### What is being asked
Show every line of the records below that contains the word "icon".

### Rows
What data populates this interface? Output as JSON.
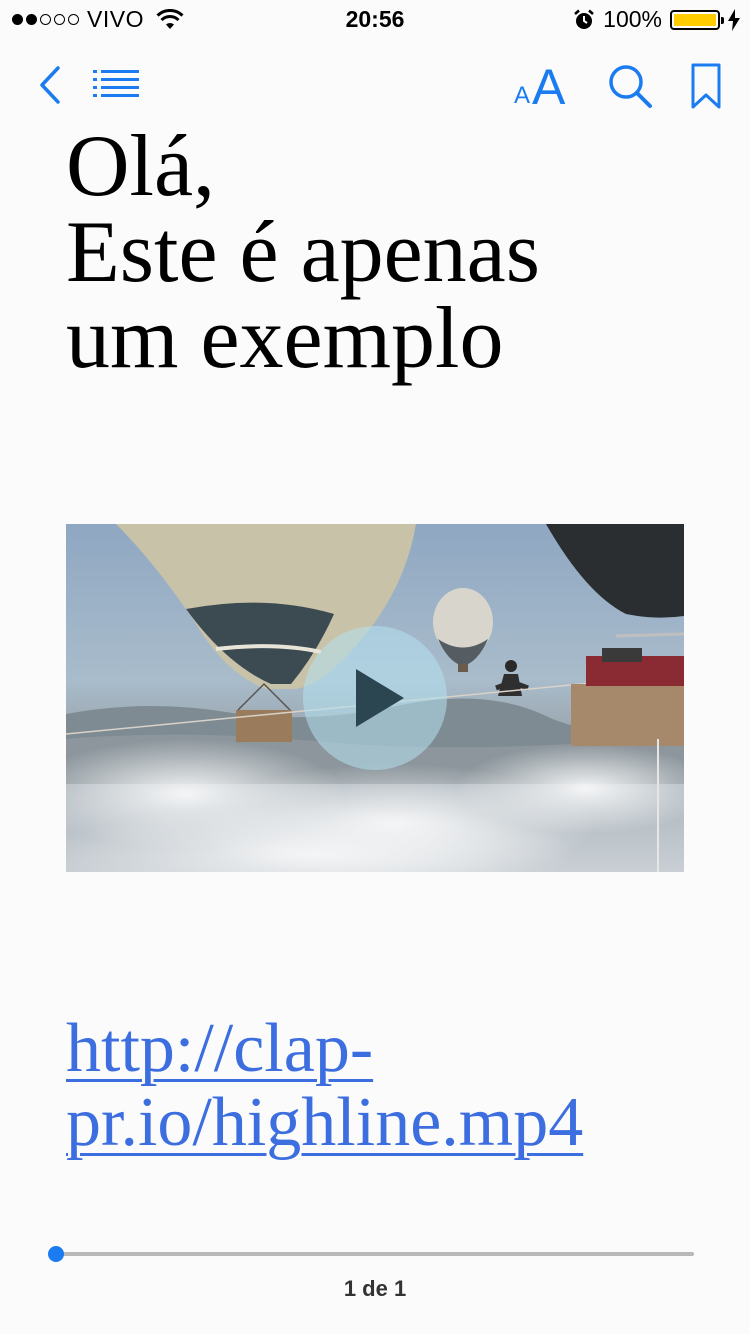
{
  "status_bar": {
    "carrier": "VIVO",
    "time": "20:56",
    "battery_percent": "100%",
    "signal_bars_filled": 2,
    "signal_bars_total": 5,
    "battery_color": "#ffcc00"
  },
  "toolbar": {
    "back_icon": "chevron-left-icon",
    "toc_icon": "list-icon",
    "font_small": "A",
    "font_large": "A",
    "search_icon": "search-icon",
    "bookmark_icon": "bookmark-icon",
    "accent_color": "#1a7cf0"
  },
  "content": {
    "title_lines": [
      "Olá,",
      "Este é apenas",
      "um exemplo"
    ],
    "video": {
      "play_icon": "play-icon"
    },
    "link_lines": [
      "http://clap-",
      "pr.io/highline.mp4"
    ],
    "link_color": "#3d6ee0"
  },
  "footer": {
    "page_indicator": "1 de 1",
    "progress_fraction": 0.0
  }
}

### The response
    "back_icon": "chevron-left-icon",
    "toc_icon": "list-icon",
    "search_icon": "search-icon",
    "bookmark_icon": "bookmark-icon",
      "play_icon": "play-icon"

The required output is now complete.